What is expected
Every record here needs to be written out again exactly.

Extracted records
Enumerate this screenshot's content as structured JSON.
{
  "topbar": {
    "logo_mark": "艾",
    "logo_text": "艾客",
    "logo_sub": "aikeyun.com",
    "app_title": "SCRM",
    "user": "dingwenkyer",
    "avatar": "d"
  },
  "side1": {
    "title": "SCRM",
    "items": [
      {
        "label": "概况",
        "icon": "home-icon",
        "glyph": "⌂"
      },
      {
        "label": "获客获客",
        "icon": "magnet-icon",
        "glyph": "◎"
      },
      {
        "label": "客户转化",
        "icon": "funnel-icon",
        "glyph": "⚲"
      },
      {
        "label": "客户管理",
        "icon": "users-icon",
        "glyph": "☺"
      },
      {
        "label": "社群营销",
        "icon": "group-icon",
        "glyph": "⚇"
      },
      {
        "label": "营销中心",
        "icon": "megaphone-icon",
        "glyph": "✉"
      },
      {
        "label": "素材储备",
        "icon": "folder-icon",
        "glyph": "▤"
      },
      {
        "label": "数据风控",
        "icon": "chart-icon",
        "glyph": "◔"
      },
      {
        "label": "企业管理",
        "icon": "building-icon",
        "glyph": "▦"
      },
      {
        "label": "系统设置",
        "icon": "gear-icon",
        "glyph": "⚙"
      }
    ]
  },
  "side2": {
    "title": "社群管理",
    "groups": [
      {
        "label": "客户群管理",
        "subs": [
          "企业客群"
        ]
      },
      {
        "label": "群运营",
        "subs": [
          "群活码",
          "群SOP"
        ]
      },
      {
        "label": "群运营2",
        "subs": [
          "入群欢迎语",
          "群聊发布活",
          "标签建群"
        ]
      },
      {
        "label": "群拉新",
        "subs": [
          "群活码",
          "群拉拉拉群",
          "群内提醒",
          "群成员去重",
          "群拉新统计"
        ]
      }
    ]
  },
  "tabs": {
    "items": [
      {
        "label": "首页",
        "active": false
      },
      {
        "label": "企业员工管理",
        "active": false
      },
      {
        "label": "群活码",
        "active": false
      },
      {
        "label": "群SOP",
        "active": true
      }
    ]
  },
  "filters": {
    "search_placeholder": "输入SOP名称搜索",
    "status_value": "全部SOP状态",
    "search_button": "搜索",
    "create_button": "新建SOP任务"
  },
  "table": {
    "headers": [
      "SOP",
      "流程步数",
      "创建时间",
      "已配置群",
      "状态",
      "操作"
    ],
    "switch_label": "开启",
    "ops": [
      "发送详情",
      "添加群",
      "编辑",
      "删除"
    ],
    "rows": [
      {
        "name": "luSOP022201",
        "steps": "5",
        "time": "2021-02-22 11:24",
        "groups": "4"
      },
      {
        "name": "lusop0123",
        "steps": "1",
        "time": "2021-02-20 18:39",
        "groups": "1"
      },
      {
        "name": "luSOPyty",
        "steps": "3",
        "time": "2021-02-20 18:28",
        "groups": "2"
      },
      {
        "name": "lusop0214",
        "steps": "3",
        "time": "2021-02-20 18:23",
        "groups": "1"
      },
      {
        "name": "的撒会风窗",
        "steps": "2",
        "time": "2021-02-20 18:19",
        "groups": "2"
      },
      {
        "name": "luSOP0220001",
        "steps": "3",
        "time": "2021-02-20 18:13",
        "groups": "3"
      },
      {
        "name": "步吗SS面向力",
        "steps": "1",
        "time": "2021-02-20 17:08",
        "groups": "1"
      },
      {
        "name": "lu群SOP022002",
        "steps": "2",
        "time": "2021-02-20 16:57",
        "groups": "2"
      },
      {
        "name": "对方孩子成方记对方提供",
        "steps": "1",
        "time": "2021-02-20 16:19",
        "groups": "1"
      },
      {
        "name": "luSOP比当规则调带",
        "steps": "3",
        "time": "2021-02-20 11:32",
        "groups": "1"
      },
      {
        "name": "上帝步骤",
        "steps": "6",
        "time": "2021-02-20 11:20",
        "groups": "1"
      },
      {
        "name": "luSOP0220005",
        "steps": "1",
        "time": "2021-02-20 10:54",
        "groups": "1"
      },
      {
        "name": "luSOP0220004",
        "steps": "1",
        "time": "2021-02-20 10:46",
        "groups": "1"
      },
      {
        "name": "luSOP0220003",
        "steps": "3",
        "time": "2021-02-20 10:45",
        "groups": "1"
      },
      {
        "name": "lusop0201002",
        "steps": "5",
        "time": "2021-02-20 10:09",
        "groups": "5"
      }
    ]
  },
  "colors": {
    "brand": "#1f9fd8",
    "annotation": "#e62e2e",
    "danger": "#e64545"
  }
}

Task result
Enumerate this screenshot's content as structured JSON.
{
  "topbar": {
    "logo_mark": "艾",
    "logo_text": "艾客",
    "logo_sub": "aikeyun.com",
    "app_title": "SCRM",
    "user": "dingwenkyer",
    "avatar": "d"
  },
  "side1": {
    "title": "SCRM",
    "items": [
      {
        "label": "概况",
        "icon": "home-icon",
        "glyph": "⌂"
      },
      {
        "label": "获客获客",
        "icon": "magnet-icon",
        "glyph": "◎"
      },
      {
        "label": "客户转化",
        "icon": "funnel-icon",
        "glyph": "⚲"
      },
      {
        "label": "客户管理",
        "icon": "users-icon",
        "glyph": "☺"
      },
      {
        "label": "社群营销",
        "icon": "group-icon",
        "glyph": "⚇"
      },
      {
        "label": "营销中心",
        "icon": "megaphone-icon",
        "glyph": "✉"
      },
      {
        "label": "素材储备",
        "icon": "folder-icon",
        "glyph": "▤"
      },
      {
        "label": "数据风控",
        "icon": "chart-icon",
        "glyph": "◔"
      },
      {
        "label": "企业管理",
        "icon": "building-icon",
        "glyph": "▦"
      },
      {
        "label": "系统设置",
        "icon": "gear-icon",
        "glyph": "⚙"
      }
    ]
  },
  "side2": {
    "title": "社群管理",
    "groups": [
      {
        "label": "客户群管理",
        "subs": [
          "企业客群"
        ]
      },
      {
        "label": "群运营",
        "subs": [
          "群活码",
          "群SOP"
        ]
      },
      {
        "label": "群运营2",
        "subs": [
          "入群欢迎语",
          "群聊发布活",
          "标签建群"
        ]
      },
      {
        "label": "群拉新",
        "subs": [
          "群活码",
          "群拉拉拉群",
          "群内提醒",
          "群成员去重",
          "群拉新统计"
        ]
      }
    ]
  },
  "tabs": {
    "items": [
      {
        "label": "首页",
        "active": false
      },
      {
        "label": "企业员工管理",
        "active": false
      },
      {
        "label": "群活码",
        "active": false
      },
      {
        "label": "群SOP",
        "active": true
      }
    ]
  },
  "filters": {
    "search_placeholder": "输入SOP名称搜索",
    "status_value": "全部SOP状态",
    "search_button": "搜索",
    "create_button": "新建SOP任务"
  },
  "table": {
    "headers": [
      "SOP",
      "流程步数",
      "创建时间",
      "已配置群",
      "状态",
      "操作"
    ],
    "switch_label": "开启",
    "ops": [
      "发送详情",
      "添加群",
      "编辑",
      "删除"
    ],
    "rows": [
      {
        "name": "luSOP022201",
        "steps": "5",
        "time": "2021-02-22 11:24",
        "groups": "4"
      },
      {
        "name": "lusop0123",
        "steps": "1",
        "time": "2021-02-20 18:39",
        "groups": "1"
      },
      {
        "name": "luSOPyty",
        "steps": "3",
        "time": "2021-02-20 18:28",
        "groups": "2"
      },
      {
        "name": "lusop0214",
        "steps": "3",
        "time": "2021-02-20 18:23",
        "groups": "1"
      },
      {
        "name": "的撒会风窗",
        "steps": "2",
        "time": "2021-02-20 18:19",
        "groups": "2"
      },
      {
        "name": "luSOP0220001",
        "steps": "3",
        "time": "2021-02-20 18:13",
        "groups": "3"
      },
      {
        "name": "步吗SS面向力",
        "steps": "1",
        "time": "2021-02-20 17:08",
        "groups": "1"
      },
      {
        "name": "lu群SOP022002",
        "steps": "2",
        "time": "2021-02-20 16:57",
        "groups": "2"
      },
      {
        "name": "对方孩子成方记对方提供",
        "steps": "1",
        "time": "2021-02-20 16:19",
        "groups": "1"
      },
      {
        "name": "luSOP比当规则调带",
        "steps": "3",
        "time": "2021-02-20 11:32",
        "groups": "1"
      },
      {
        "name": "上帝步骤",
        "steps": "6",
        "time": "2021-02-20 11:20",
        "groups": "1"
      },
      {
        "name": "luSOP0220005",
        "steps": "1",
        "time": "2021-02-20 10:54",
        "groups": "1"
      },
      {
        "name": "luSOP0220004",
        "steps": "1",
        "time": "2021-02-20 10:46",
        "groups": "1"
      },
      {
        "name": "luSOP0220003",
        "steps": "3",
        "time": "2021-02-20 10:45",
        "groups": "1"
      },
      {
        "name": "lusop0201002",
        "steps": "5",
        "time": "2021-02-20 10:09",
        "groups": "5"
      }
    ]
  },
  "colors": {
    "brand": "#1f9fd8",
    "annotation": "#e62e2e",
    "danger": "#e64545"
  }
}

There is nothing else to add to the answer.